(PROBLEM TO WORK ON) Print each line exactly as it is given.

[start]

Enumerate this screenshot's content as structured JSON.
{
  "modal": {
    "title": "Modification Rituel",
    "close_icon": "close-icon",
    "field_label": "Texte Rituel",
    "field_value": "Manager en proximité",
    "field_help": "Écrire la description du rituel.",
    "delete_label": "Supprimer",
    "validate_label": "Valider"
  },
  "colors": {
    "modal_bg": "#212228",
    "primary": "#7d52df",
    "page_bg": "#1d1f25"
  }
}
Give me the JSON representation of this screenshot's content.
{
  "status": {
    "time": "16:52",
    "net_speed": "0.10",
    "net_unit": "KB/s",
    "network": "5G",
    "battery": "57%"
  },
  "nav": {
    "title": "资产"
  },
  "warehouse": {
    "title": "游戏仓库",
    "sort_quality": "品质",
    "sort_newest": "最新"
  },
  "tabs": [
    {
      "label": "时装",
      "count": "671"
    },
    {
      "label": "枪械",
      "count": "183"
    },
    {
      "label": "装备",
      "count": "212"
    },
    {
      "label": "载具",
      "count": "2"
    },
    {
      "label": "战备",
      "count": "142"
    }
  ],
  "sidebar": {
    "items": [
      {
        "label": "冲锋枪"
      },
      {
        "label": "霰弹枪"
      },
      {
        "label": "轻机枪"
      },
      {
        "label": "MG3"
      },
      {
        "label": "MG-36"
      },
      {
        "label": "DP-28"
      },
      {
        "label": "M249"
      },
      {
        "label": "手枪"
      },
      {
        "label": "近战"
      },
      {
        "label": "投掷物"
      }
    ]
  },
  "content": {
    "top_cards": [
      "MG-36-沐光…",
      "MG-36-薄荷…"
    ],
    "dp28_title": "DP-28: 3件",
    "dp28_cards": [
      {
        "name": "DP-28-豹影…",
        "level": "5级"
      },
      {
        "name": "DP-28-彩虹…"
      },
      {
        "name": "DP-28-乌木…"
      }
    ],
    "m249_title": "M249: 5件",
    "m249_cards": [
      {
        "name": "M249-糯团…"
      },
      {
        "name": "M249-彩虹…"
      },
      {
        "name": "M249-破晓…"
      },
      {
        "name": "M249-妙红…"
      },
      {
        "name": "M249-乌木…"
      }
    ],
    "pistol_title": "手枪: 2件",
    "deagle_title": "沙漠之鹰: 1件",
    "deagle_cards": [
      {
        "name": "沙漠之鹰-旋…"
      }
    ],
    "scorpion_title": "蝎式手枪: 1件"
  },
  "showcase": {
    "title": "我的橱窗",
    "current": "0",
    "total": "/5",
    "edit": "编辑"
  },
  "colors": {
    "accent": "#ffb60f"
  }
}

[end]

(RESPONSE)
Enumerate this screenshot's content as structured JSON.
{
  "modal": {
    "title": "Modification Rituel",
    "close_icon": "close-icon",
    "field_label": "Texte Rituel",
    "field_value": "Manager en proximité",
    "field_help": "Écrire la description du rituel.",
    "delete_label": "Supprimer",
    "validate_label": "Valider"
  },
  "colors": {
    "modal_bg": "#212228",
    "primary": "#7d52df",
    "page_bg": "#1d1f25"
  }
}
Give me the JSON representation of this screenshot's content.
{
  "status": {
    "time": "16:52",
    "net_speed": "0.10",
    "net_unit": "KB/s",
    "network": "5G",
    "battery": "57%"
  },
  "nav": {
    "title": "资产"
  },
  "warehouse": {
    "title": "游戏仓库",
    "sort_quality": "品质",
    "sort_newest": "最新"
  },
  "tabs": [
    {
      "label": "时装",
      "count": "671"
    },
    {
      "label": "枪械",
      "count": "183"
    },
    {
      "label": "装备",
      "count": "212"
    },
    {
      "label": "载具",
      "count": "2"
    },
    {
      "label": "战备",
      "count": "142"
    }
  ],
  "sidebar": {
    "items": [
      {
        "label": "冲锋枪"
      },
      {
        "label": "霰弹枪"
      },
      {
        "label": "轻机枪"
      },
      {
        "label": "MG3"
      },
      {
        "label": "MG-36"
      },
      {
        "label": "DP-28"
      },
      {
        "label": "M249"
      },
      {
        "label": "手枪"
      },
      {
        "label": "近战"
      },
      {
        "label": "投掷物"
      }
    ]
  },
  "content": {
    "top_cards": [
      "MG-36-沐光…",
      "MG-36-薄荷…"
    ],
    "dp28_title": "DP-28: 3件",
    "dp28_cards": [
      {
        "name": "DP-28-豹影…",
        "level": "5级"
      },
      {
        "name": "DP-28-彩虹…"
      },
      {
        "name": "DP-28-乌木…"
      }
    ],
    "m249_title": "M249: 5件",
    "m249_cards": [
      {
        "name": "M249-糯团…"
      },
      {
        "name": "M249-彩虹…"
      },
      {
        "name": "M249-破晓…"
      },
      {
        "name": "M249-妙红…"
      },
      {
        "name": "M249-乌木…"
      }
    ],
    "pistol_title": "手枪: 2件",
    "deagle_title": "沙漠之鹰: 1件",
    "deagle_cards": [
      {
        "name": "沙漠之鹰-旋…"
      }
    ],
    "scorpion_title": "蝎式手枪: 1件"
  },
  "showcase": {
    "title": "我的橱窗",
    "current": "0",
    "total": "/5",
    "edit": "编辑"
  },
  "colors": {
    "accent": "#ffb60f"
  }
}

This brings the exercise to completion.